───── DATA RECORDS

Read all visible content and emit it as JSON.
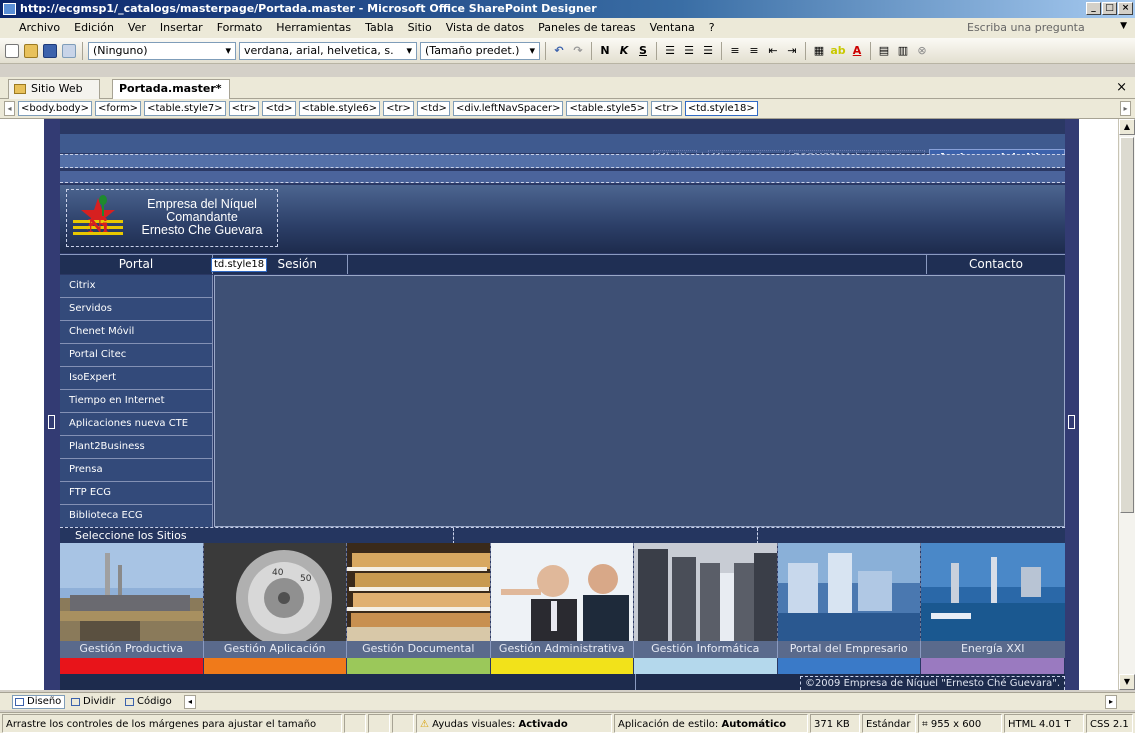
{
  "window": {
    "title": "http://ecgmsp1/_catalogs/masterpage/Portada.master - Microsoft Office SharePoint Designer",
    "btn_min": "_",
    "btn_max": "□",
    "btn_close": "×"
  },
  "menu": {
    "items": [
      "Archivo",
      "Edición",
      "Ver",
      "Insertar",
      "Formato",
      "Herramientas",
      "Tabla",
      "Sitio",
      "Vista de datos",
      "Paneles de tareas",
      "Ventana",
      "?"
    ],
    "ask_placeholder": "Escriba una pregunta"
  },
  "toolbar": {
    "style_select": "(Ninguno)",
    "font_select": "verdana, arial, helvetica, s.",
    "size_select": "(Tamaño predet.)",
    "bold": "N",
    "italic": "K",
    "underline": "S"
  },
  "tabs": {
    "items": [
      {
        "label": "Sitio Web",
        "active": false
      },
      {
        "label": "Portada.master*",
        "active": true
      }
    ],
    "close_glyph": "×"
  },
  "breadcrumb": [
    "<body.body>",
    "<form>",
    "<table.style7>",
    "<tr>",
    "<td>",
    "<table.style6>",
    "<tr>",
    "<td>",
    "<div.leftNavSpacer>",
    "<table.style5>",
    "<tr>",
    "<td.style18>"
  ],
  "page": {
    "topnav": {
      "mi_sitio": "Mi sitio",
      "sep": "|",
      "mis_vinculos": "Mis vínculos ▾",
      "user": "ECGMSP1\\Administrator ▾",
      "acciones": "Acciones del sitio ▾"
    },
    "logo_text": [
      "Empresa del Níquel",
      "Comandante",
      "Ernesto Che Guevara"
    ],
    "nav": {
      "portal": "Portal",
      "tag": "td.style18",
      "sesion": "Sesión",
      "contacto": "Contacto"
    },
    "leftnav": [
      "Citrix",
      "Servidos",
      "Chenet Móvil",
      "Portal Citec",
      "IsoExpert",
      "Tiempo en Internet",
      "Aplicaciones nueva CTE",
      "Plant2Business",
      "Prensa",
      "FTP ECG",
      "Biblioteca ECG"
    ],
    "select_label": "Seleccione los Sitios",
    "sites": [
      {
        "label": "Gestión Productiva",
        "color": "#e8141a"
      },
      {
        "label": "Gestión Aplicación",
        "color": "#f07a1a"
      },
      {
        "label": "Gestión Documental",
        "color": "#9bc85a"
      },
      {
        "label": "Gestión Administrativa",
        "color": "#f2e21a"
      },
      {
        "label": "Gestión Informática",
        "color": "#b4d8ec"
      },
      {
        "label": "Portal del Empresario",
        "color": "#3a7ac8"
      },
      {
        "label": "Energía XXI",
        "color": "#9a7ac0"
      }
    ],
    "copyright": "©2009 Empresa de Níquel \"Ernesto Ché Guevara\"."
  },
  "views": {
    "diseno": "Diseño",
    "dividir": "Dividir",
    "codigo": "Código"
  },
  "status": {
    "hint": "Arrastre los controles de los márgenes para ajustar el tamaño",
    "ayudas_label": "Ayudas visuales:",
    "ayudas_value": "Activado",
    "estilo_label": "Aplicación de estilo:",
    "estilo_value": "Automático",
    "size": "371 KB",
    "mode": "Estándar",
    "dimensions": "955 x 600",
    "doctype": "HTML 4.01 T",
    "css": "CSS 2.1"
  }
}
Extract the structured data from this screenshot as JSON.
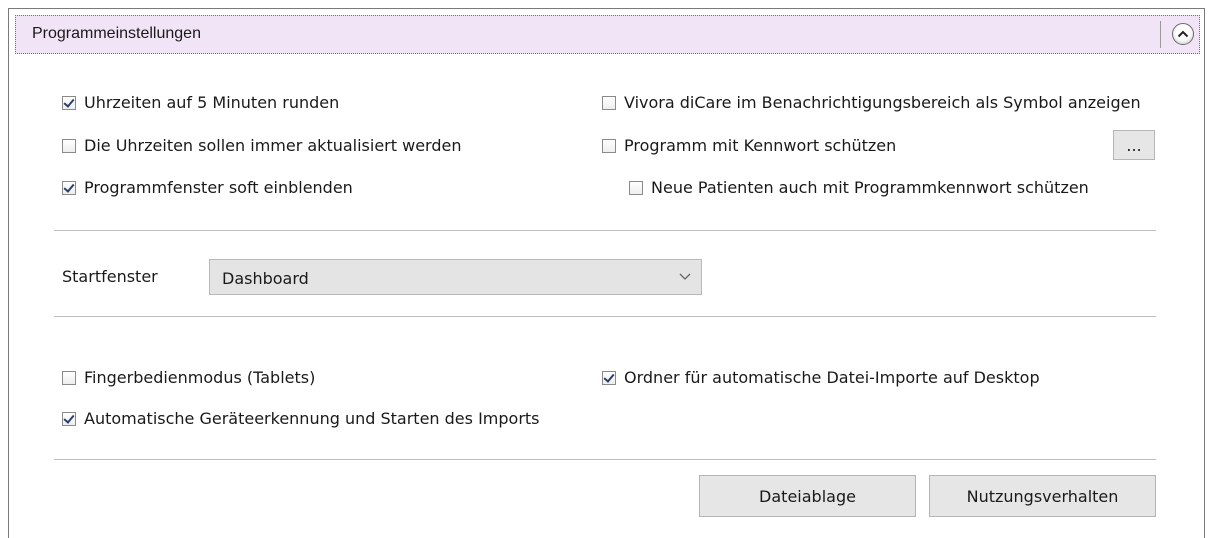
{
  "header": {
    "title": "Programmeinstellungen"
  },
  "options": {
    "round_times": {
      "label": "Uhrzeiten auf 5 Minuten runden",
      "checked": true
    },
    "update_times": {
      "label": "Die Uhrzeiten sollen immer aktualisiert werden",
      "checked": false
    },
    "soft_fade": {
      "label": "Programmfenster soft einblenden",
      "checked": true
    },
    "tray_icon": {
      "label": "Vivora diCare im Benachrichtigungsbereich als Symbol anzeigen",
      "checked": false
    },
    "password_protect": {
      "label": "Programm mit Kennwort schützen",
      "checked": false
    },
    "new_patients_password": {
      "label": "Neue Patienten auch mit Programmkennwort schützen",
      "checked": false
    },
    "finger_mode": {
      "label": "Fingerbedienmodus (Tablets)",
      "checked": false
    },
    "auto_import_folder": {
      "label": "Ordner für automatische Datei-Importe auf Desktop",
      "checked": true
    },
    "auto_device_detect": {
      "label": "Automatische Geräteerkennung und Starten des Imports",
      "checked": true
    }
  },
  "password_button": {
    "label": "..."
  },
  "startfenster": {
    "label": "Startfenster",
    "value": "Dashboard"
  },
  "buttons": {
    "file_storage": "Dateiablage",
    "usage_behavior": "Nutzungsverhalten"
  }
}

──────────

**TO DO:** Apart from the images, every line above needs to be printed again exactly.

**RESPONSE BELOW:**
Read all visible content and emit it as JSON.
{
  "window": {
    "title": "http://ecgmsp1/_catalogs/masterpage/Portada.master - Microsoft Office SharePoint Designer",
    "btn_min": "_",
    "btn_max": "□",
    "btn_close": "×"
  },
  "menu": {
    "items": [
      "Archivo",
      "Edición",
      "Ver",
      "Insertar",
      "Formato",
      "Herramientas",
      "Tabla",
      "Sitio",
      "Vista de datos",
      "Paneles de tareas",
      "Ventana",
      "?"
    ],
    "ask_placeholder": "Escriba una pregunta"
  },
  "toolbar": {
    "style_select": "(Ninguno)",
    "font_select": "verdana, arial, helvetica, s.",
    "size_select": "(Tamaño predet.)",
    "bold": "N",
    "italic": "K",
    "underline": "S"
  },
  "tabs": {
    "items": [
      {
        "label": "Sitio Web",
        "active": false
      },
      {
        "label": "Portada.master*",
        "active": true
      }
    ],
    "close_glyph": "×"
  },
  "breadcrumb": [
    "<body.body>",
    "<form>",
    "<table.style7>",
    "<tr>",
    "<td>",
    "<table.style6>",
    "<tr>",
    "<td>",
    "<div.leftNavSpacer>",
    "<table.style5>",
    "<tr>",
    "<td.style18>"
  ],
  "page": {
    "topnav": {
      "mi_sitio": "Mi sitio",
      "sep": "|",
      "mis_vinculos": "Mis vínculos ▾",
      "user": "ECGMSP1\\Administrator ▾",
      "acciones": "Acciones del sitio ▾"
    },
    "logo_text": [
      "Empresa del Níquel",
      "Comandante",
      "Ernesto Che Guevara"
    ],
    "nav": {
      "portal": "Portal",
      "tag": "td.style18",
      "sesion": "Sesión",
      "contacto": "Contacto"
    },
    "leftnav": [
      "Citrix",
      "Servidos",
      "Chenet Móvil",
      "Portal Citec",
      "IsoExpert",
      "Tiempo en Internet",
      "Aplicaciones nueva CTE",
      "Plant2Business",
      "Prensa",
      "FTP ECG",
      "Biblioteca ECG"
    ],
    "select_label": "Seleccione los Sitios",
    "sites": [
      {
        "label": "Gestión Productiva",
        "color": "#e8141a"
      },
      {
        "label": "Gestión Aplicación",
        "color": "#f07a1a"
      },
      {
        "label": "Gestión Documental",
        "color": "#9bc85a"
      },
      {
        "label": "Gestión Administrativa",
        "color": "#f2e21a"
      },
      {
        "label": "Gestión Informática",
        "color": "#b4d8ec"
      },
      {
        "label": "Portal del Empresario",
        "color": "#3a7ac8"
      },
      {
        "label": "Energía XXI",
        "color": "#9a7ac0"
      }
    ],
    "copyright": "©2009 Empresa de Níquel \"Ernesto Ché Guevara\"."
  },
  "views": {
    "diseno": "Diseño",
    "dividir": "Dividir",
    "codigo": "Código"
  },
  "status": {
    "hint": "Arrastre los controles de los márgenes para ajustar el tamaño",
    "ayudas_label": "Ayudas visuales:",
    "ayudas_value": "Activado",
    "estilo_label": "Aplicación de estilo:",
    "estilo_value": "Automático",
    "size": "371 KB",
    "mode": "Estándar",
    "dimensions": "955 x 600",
    "doctype": "HTML 4.01 T",
    "css": "CSS 2.1"
  }
}
Extract the structured data from this screenshot as JSON.
{
  "header": {
    "title": "Programmeinstellungen"
  },
  "options": {
    "round_times": {
      "label": "Uhrzeiten auf 5 Minuten runden",
      "checked": true
    },
    "update_times": {
      "label": "Die Uhrzeiten sollen immer aktualisiert werden",
      "checked": false
    },
    "soft_fade": {
      "label": "Programmfenster soft einblenden",
      "checked": true
    },
    "tray_icon": {
      "label": "Vivora diCare im Benachrichtigungsbereich als Symbol anzeigen",
      "checked": false
    },
    "password_protect": {
      "label": "Programm mit Kennwort schützen",
      "checked": false
    },
    "new_patients_password": {
      "label": "Neue Patienten auch mit Programmkennwort schützen",
      "checked": false
    },
    "finger_mode": {
      "label": "Fingerbedienmodus (Tablets)",
      "checked": false
    },
    "auto_import_folder": {
      "label": "Ordner für automatische Datei-Importe auf Desktop",
      "checked": true
    },
    "auto_device_detect": {
      "label": "Automatische Geräteerkennung und Starten des Imports",
      "checked": true
    }
  },
  "password_button": {
    "label": "..."
  },
  "startfenster": {
    "label": "Startfenster",
    "value": "Dashboard"
  },
  "buttons": {
    "file_storage": "Dateiablage",
    "usage_behavior": "Nutzungsverhalten"
  }
}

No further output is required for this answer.